> **What is needed**
Repeat verbatim each line from the line with "Give me a plain-text" to the end of the entries. Pictures do not belong in the copy.

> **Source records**
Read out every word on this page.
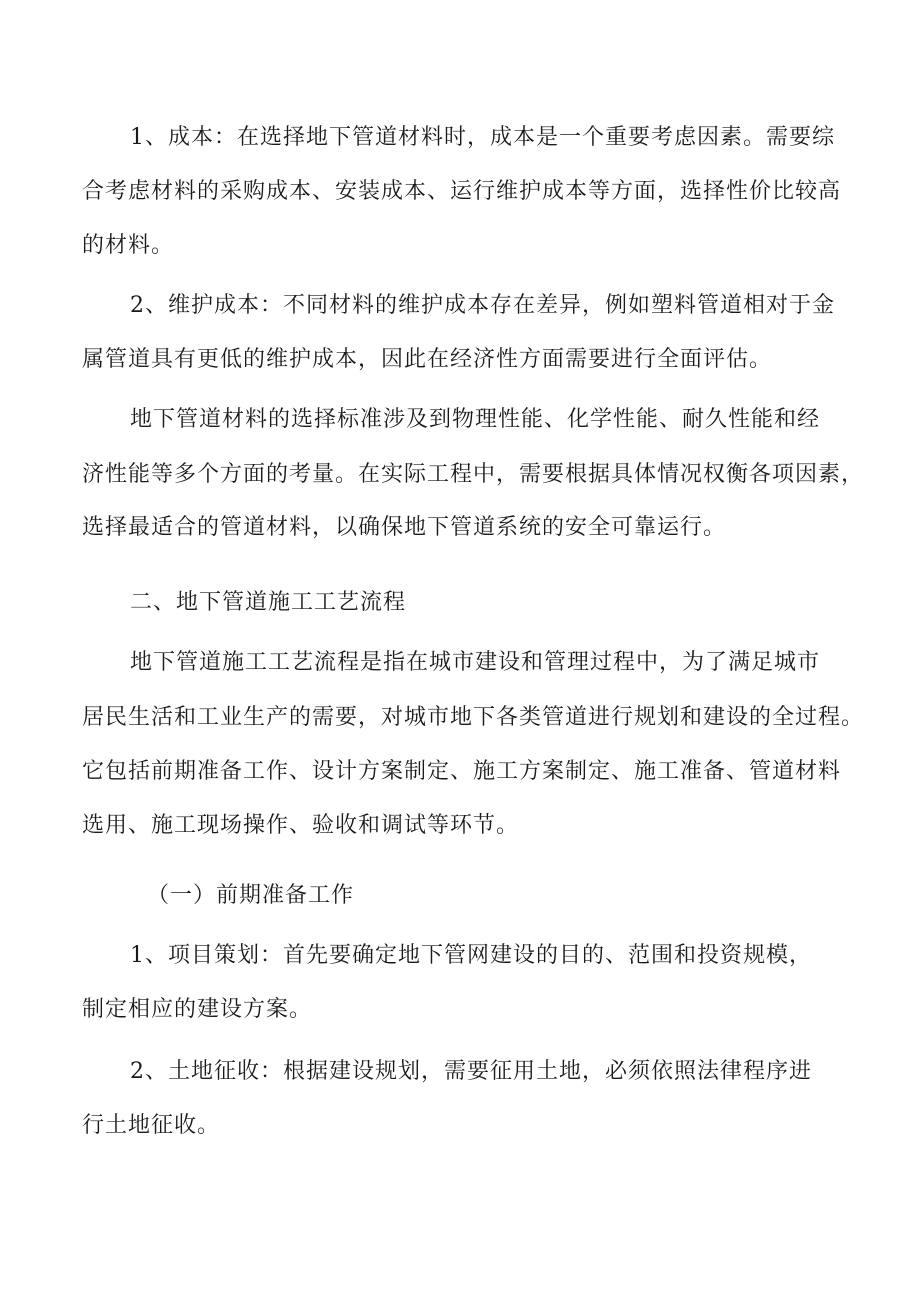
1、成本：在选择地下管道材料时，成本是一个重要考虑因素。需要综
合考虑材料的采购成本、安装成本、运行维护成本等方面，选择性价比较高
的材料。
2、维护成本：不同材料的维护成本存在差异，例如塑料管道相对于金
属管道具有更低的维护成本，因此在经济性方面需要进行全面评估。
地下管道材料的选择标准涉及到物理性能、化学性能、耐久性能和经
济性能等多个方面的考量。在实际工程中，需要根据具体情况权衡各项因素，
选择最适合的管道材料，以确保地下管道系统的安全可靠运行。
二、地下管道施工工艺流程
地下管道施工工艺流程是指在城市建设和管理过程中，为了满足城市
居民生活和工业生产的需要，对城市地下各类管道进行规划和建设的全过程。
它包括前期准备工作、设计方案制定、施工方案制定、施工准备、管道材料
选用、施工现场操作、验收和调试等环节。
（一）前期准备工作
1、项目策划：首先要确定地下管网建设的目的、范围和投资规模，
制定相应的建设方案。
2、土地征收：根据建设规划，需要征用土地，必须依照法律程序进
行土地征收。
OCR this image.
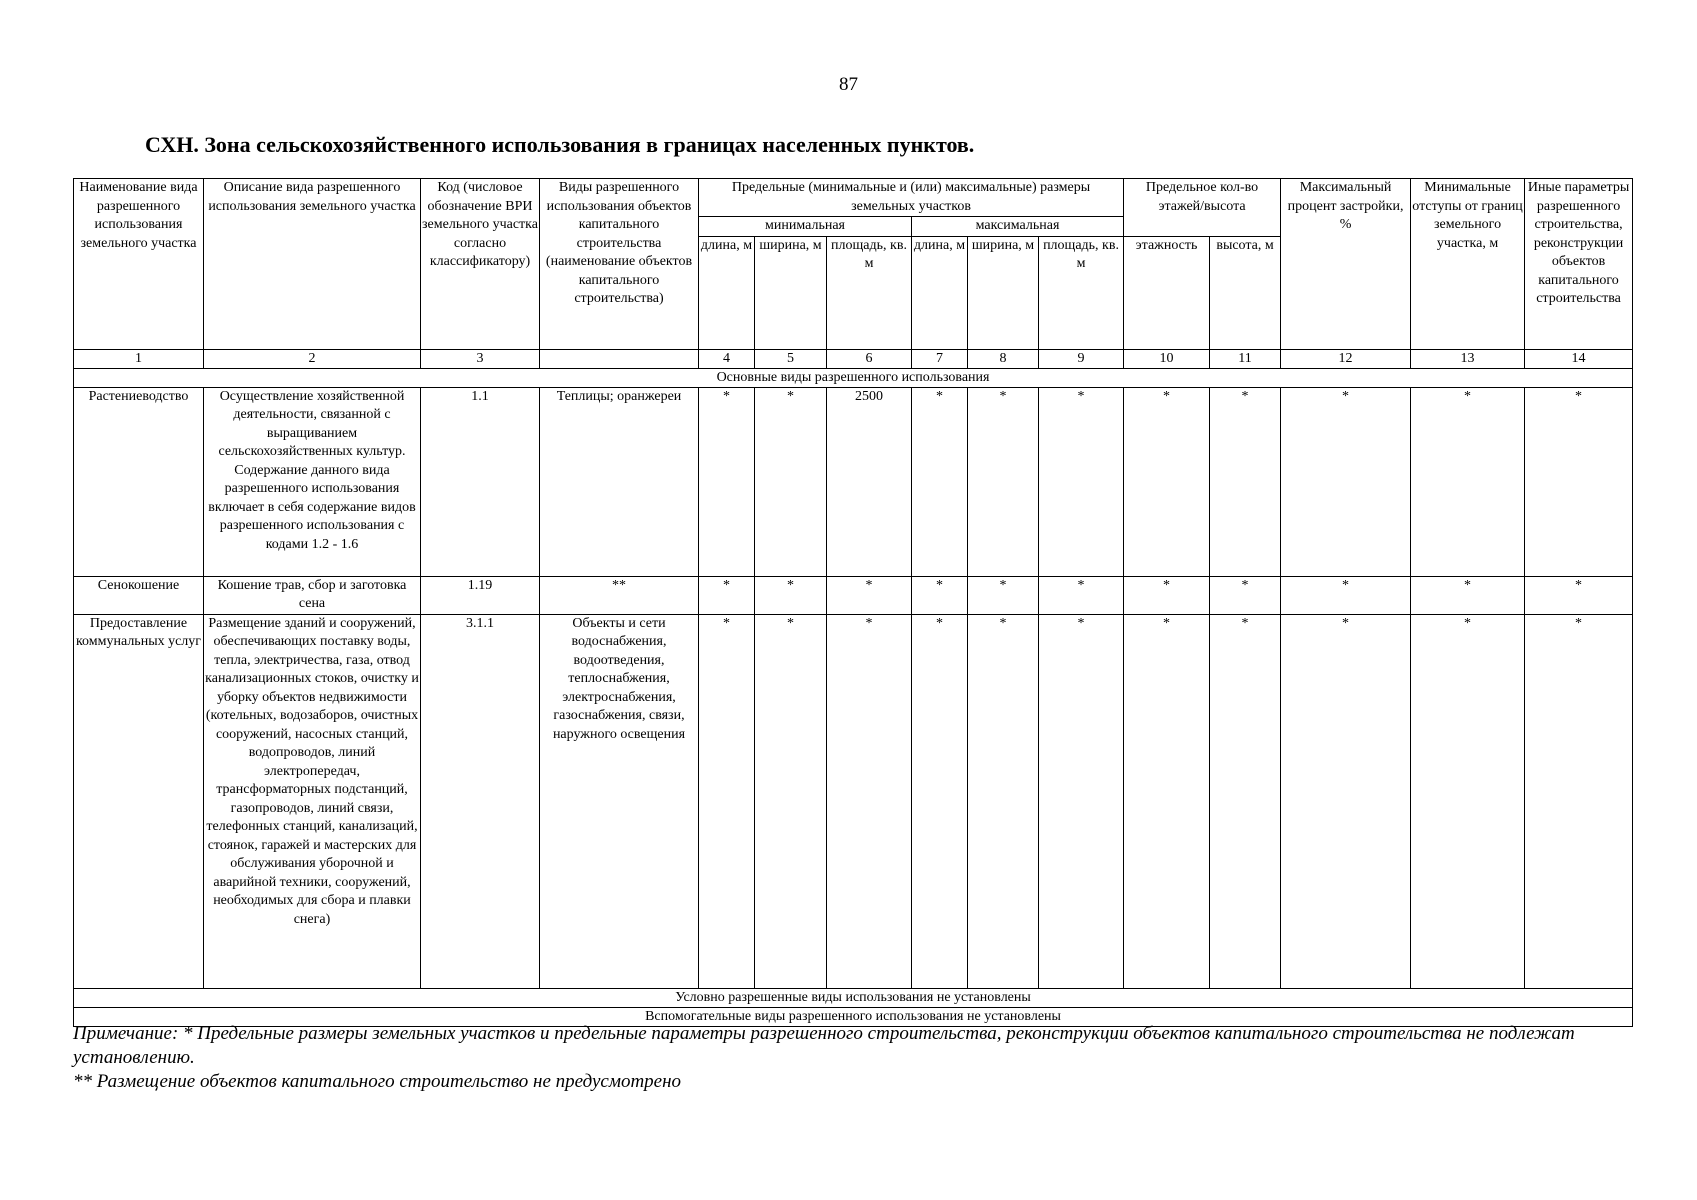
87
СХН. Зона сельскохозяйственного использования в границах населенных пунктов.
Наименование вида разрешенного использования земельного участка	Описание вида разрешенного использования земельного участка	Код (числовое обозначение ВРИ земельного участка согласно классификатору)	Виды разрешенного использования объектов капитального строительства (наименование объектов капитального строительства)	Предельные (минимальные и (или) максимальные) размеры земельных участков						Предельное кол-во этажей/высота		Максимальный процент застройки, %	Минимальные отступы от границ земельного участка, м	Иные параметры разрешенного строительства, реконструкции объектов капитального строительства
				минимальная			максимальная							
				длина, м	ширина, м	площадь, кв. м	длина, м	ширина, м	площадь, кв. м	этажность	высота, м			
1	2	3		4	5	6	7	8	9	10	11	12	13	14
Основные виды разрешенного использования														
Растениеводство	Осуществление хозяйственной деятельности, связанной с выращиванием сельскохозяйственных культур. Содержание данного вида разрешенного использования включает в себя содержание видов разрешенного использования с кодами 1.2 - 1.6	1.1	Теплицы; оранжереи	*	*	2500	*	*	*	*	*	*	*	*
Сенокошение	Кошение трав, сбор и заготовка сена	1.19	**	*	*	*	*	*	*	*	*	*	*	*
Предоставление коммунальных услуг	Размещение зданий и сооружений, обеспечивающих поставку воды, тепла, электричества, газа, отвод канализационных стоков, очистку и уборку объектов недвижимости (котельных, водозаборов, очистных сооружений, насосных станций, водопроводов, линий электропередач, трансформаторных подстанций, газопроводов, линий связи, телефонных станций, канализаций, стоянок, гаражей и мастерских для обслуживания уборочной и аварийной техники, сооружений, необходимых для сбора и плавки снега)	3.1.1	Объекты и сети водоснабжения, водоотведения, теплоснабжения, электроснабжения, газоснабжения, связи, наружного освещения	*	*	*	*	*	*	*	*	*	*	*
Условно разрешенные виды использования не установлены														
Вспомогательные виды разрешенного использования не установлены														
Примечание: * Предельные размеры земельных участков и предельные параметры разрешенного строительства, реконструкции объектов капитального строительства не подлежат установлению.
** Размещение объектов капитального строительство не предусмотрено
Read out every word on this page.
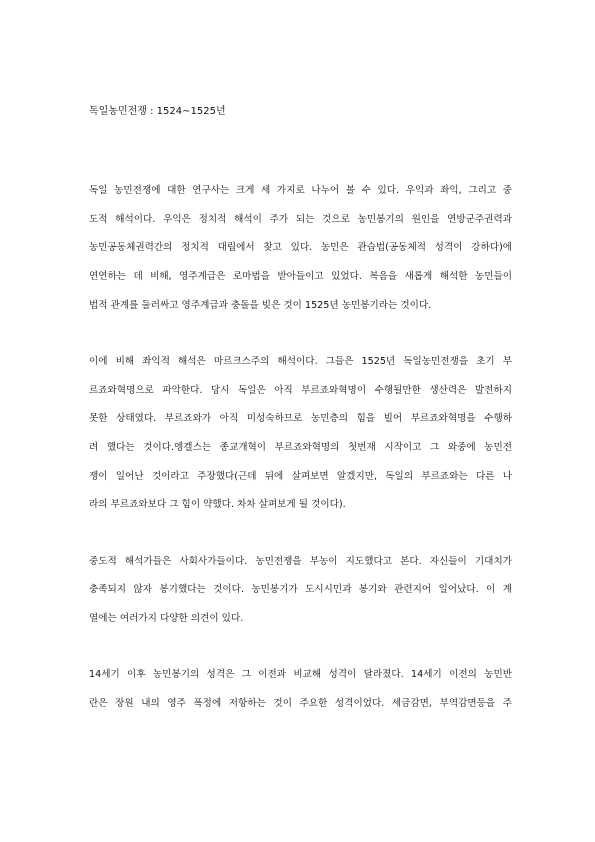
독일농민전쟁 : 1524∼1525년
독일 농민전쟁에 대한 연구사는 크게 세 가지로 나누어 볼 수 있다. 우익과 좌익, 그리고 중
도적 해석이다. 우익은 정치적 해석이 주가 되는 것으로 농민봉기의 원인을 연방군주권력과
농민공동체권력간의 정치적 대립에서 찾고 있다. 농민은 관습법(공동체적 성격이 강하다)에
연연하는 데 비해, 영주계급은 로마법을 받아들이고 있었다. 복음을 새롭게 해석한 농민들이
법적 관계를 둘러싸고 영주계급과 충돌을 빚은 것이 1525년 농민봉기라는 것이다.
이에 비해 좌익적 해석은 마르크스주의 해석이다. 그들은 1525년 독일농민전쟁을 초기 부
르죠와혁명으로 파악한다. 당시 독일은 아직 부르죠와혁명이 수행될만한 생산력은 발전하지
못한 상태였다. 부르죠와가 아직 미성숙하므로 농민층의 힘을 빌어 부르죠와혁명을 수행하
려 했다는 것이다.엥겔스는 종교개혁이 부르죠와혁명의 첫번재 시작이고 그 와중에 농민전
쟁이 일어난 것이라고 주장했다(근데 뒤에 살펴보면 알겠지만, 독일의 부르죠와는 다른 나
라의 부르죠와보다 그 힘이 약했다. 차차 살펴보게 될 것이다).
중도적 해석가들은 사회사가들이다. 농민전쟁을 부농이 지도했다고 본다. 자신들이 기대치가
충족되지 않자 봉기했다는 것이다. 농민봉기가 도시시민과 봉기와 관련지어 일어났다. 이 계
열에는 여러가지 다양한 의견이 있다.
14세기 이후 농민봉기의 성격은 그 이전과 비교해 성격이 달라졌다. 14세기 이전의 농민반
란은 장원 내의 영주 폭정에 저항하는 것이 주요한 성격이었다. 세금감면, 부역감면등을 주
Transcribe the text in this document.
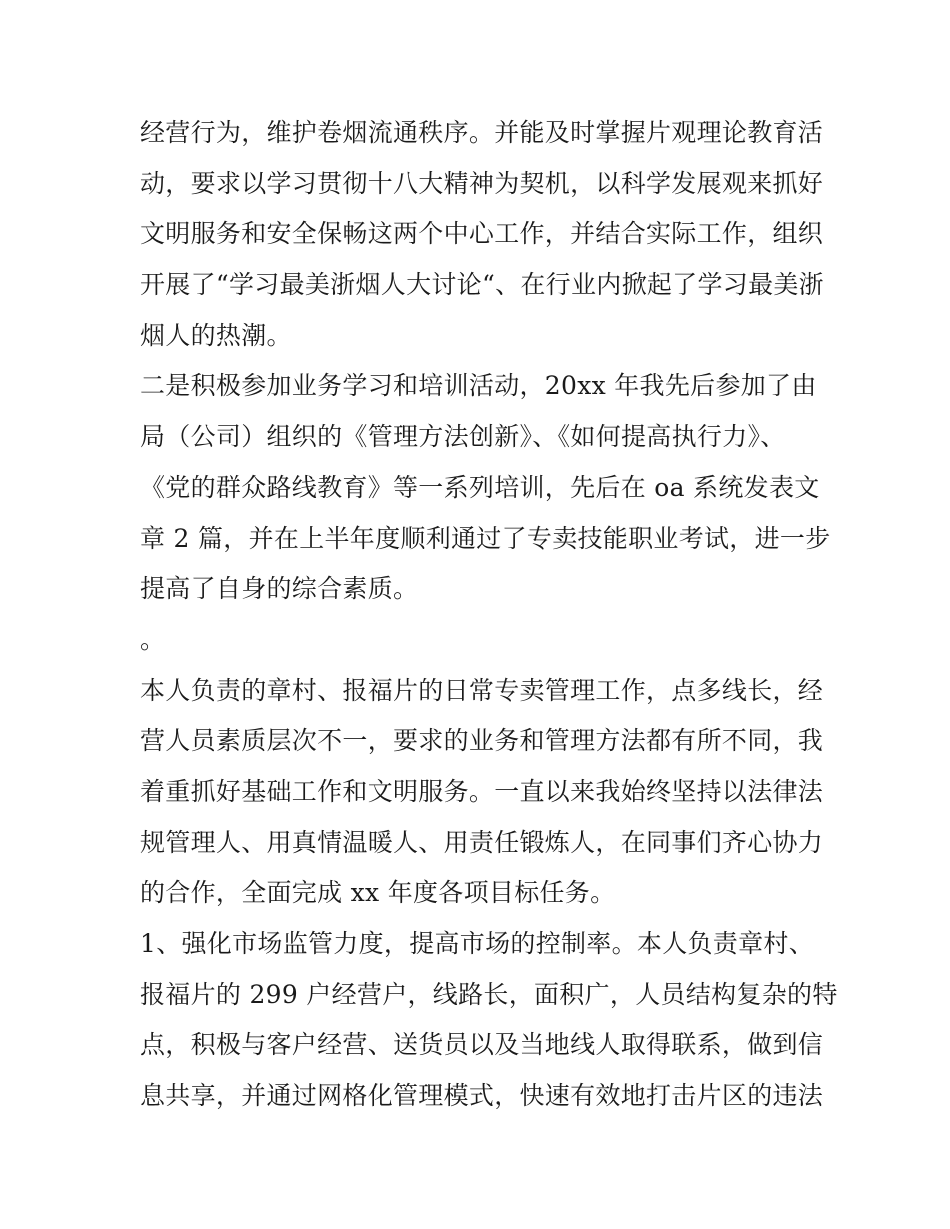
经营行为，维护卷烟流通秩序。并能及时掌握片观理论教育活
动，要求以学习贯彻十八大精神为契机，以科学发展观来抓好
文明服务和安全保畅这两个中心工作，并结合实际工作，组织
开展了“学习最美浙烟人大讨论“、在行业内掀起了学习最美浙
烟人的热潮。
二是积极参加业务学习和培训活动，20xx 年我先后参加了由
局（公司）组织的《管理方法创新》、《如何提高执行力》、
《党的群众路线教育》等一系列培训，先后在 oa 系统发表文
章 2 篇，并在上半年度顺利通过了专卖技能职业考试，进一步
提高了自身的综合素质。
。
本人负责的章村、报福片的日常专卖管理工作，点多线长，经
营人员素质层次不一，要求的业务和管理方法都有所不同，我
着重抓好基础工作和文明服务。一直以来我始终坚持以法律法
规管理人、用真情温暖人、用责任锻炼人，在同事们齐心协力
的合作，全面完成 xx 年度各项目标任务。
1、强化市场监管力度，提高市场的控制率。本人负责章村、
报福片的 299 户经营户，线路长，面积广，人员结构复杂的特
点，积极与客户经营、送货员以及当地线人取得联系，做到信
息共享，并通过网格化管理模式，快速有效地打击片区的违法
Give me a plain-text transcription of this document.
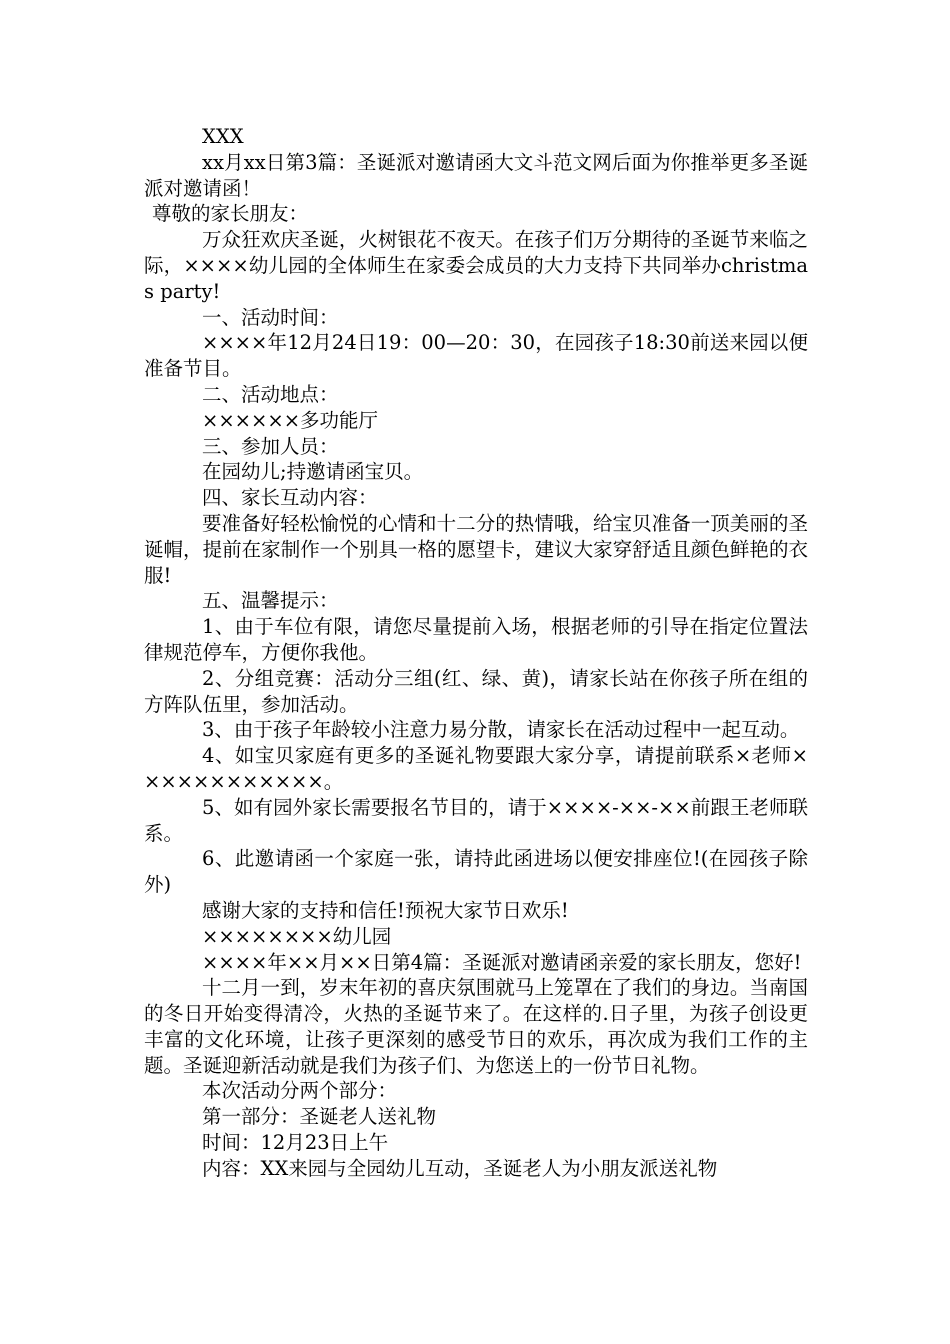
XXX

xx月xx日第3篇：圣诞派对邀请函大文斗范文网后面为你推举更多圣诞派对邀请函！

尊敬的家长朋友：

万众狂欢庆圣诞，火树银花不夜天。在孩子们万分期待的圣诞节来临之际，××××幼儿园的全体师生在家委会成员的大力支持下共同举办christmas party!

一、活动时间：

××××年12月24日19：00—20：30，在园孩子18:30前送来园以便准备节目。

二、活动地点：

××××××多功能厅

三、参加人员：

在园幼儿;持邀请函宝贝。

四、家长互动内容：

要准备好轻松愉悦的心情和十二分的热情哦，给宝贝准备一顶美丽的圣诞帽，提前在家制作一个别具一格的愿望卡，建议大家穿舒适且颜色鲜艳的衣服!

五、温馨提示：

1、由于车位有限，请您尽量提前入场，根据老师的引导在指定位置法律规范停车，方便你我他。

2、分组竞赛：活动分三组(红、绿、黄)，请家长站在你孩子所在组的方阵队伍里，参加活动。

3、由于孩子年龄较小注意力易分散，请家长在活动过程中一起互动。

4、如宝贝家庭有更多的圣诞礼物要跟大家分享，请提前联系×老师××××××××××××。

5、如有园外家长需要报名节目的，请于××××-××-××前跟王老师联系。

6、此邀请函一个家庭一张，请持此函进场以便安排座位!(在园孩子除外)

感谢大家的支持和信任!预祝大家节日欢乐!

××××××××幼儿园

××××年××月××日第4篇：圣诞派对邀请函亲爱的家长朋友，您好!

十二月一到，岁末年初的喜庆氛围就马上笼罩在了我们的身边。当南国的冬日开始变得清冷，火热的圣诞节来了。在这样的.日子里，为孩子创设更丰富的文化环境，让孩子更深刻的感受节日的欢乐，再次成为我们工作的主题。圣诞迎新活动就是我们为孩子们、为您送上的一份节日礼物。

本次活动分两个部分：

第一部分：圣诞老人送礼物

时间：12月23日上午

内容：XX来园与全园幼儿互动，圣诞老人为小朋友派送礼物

> **Solution to the exercise**
Give me a plain-text transcription of this document.
XXX

xx月xx日第3篇：圣诞派对邀请函大文斗范文网后面为你推举更多圣诞派对邀请函！

尊敬的家长朋友：

万众狂欢庆圣诞，火树银花不夜天。在孩子们万分期待的圣诞节来临之际，××××幼儿园的全体师生在家委会成员的大力支持下共同举办christmas party!

一、活动时间：

××××年12月24日19：00—20：30，在园孩子18:30前送来园以便准备节目。

二、活动地点：

××××××多功能厅

三、参加人员：

在园幼儿;持邀请函宝贝。

四、家长互动内容：

要准备好轻松愉悦的心情和十二分的热情哦，给宝贝准备一顶美丽的圣诞帽，提前在家制作一个别具一格的愿望卡，建议大家穿舒适且颜色鲜艳的衣服!

五、温馨提示：

1、由于车位有限，请您尽量提前入场，根据老师的引导在指定位置法律规范停车，方便你我他。

2、分组竞赛：活动分三组(红、绿、黄)，请家长站在你孩子所在组的方阵队伍里，参加活动。

3、由于孩子年龄较小注意力易分散，请家长在活动过程中一起互动。

4、如宝贝家庭有更多的圣诞礼物要跟大家分享，请提前联系×老师××××××××××××。

5、如有园外家长需要报名节目的，请于××××-××-××前跟王老师联系。

6、此邀请函一个家庭一张，请持此函进场以便安排座位!(在园孩子除外)

感谢大家的支持和信任!预祝大家节日欢乐!

××××××××幼儿园

××××年××月××日第4篇：圣诞派对邀请函亲爱的家长朋友，您好!

十二月一到，岁末年初的喜庆氛围就马上笼罩在了我们的身边。当南国的冬日开始变得清冷，火热的圣诞节来了。在这样的.日子里，为孩子创设更丰富的文化环境，让孩子更深刻的感受节日的欢乐，再次成为我们工作的主题。圣诞迎新活动就是我们为孩子们、为您送上的一份节日礼物。

本次活动分两个部分：

第一部分：圣诞老人送礼物

时间：12月23日上午

内容：XX来园与全园幼儿互动，圣诞老人为小朋友派送礼物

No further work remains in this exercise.